### [OBJECTIVE]
Using the material that follows, identify and copy each line with the string "whoregion".

### [SOURCE RECORDS]
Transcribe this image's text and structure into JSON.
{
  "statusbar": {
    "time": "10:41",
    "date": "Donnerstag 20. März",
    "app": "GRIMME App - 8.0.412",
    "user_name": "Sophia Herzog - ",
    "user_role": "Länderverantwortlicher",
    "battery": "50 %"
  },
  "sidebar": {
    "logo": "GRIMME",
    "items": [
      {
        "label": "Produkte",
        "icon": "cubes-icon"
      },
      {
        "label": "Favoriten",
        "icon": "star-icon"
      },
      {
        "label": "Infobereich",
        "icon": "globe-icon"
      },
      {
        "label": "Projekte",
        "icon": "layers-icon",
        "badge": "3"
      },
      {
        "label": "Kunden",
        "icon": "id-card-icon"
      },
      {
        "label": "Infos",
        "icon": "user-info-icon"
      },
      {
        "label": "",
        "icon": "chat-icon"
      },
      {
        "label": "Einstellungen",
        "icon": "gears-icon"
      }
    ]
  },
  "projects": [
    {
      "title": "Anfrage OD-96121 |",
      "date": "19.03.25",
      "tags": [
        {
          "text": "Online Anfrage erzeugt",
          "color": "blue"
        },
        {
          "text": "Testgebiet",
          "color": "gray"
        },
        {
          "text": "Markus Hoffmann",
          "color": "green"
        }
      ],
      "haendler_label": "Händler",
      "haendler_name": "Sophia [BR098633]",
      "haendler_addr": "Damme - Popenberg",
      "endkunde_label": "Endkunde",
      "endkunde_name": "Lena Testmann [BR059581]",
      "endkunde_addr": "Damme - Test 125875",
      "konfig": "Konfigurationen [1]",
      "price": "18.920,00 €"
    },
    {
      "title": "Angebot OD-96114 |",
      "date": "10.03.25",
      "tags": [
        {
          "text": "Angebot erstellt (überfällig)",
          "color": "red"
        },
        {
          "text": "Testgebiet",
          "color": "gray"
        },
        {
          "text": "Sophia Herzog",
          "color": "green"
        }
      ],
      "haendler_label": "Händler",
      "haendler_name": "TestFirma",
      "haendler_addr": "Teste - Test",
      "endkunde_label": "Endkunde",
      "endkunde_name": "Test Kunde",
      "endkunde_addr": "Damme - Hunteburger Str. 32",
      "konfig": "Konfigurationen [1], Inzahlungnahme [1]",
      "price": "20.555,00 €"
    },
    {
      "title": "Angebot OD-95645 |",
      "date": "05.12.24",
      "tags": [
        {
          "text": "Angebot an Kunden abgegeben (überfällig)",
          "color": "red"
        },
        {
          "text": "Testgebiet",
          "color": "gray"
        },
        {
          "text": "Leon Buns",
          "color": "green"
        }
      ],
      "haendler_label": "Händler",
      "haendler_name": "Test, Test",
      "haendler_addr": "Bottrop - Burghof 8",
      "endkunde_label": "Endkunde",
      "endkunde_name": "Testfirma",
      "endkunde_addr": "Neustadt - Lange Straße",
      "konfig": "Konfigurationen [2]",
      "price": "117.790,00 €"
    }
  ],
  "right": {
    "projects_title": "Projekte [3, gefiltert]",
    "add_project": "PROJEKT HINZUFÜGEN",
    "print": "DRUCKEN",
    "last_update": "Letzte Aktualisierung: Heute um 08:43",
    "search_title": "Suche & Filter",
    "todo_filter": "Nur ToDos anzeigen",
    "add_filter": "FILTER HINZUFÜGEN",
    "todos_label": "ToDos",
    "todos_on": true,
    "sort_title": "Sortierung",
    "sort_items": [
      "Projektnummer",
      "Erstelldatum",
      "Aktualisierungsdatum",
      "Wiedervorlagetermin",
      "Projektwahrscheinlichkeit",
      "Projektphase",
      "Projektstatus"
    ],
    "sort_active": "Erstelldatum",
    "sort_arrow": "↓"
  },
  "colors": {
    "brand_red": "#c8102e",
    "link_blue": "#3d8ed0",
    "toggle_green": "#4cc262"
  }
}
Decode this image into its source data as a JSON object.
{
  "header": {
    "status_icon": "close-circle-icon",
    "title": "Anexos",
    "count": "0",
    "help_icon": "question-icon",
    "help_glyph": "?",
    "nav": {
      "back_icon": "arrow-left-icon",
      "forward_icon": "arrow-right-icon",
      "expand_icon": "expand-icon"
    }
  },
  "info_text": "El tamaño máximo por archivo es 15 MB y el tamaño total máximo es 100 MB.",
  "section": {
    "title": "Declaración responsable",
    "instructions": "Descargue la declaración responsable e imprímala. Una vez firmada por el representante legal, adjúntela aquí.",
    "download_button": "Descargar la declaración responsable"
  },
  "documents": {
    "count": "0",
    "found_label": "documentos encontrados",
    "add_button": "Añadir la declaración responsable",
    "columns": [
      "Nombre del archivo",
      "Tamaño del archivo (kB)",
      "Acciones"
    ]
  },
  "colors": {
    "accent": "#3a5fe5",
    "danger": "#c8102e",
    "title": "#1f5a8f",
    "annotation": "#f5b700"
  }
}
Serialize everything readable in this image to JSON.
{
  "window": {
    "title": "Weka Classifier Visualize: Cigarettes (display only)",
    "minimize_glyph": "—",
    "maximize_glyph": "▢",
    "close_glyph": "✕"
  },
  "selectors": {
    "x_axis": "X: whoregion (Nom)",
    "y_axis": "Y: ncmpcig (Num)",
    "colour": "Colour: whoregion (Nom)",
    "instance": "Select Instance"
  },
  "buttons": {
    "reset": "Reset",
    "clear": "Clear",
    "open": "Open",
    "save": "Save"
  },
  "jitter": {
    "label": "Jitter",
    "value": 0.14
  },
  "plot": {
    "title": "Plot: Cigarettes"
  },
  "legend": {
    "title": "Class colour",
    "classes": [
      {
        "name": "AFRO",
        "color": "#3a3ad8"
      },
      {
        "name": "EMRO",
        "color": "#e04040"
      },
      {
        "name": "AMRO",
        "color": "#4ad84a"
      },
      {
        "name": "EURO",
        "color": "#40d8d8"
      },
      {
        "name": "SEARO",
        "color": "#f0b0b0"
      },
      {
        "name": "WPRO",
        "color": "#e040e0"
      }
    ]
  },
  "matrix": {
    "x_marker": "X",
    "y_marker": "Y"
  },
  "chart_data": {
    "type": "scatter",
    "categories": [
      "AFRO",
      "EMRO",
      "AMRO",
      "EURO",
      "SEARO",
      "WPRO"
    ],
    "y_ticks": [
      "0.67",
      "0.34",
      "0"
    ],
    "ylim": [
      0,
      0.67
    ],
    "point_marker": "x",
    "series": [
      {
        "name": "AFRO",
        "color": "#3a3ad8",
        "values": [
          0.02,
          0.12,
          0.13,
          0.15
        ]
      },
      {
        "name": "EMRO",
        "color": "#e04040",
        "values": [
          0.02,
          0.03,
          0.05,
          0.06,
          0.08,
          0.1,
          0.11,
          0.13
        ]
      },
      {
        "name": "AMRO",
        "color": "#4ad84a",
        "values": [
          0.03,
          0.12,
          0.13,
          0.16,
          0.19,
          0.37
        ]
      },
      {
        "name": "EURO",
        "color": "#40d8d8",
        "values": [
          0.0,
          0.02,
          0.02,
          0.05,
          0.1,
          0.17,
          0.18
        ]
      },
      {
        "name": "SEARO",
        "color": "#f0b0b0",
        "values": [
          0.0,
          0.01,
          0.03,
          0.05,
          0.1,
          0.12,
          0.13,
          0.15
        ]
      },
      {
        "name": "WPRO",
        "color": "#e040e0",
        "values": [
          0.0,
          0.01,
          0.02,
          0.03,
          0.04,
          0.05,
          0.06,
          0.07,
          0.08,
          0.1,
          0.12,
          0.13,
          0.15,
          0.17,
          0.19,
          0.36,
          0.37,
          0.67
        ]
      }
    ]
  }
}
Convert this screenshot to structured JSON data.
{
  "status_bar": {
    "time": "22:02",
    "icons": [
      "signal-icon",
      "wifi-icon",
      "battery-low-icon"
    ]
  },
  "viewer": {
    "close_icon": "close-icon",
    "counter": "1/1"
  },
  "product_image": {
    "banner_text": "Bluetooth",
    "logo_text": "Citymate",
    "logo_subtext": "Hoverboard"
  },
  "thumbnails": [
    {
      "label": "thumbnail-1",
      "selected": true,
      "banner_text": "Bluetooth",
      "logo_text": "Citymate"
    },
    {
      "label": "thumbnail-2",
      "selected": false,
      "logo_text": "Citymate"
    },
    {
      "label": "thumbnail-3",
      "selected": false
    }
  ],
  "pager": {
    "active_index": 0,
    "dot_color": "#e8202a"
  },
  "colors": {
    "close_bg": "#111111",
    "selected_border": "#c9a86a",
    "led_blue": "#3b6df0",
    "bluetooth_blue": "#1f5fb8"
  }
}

### [WRITTEN RESPONSE]
    "x_axis": "X: whoregion (Nom)",
    "colour": "Colour: whoregion (Nom)",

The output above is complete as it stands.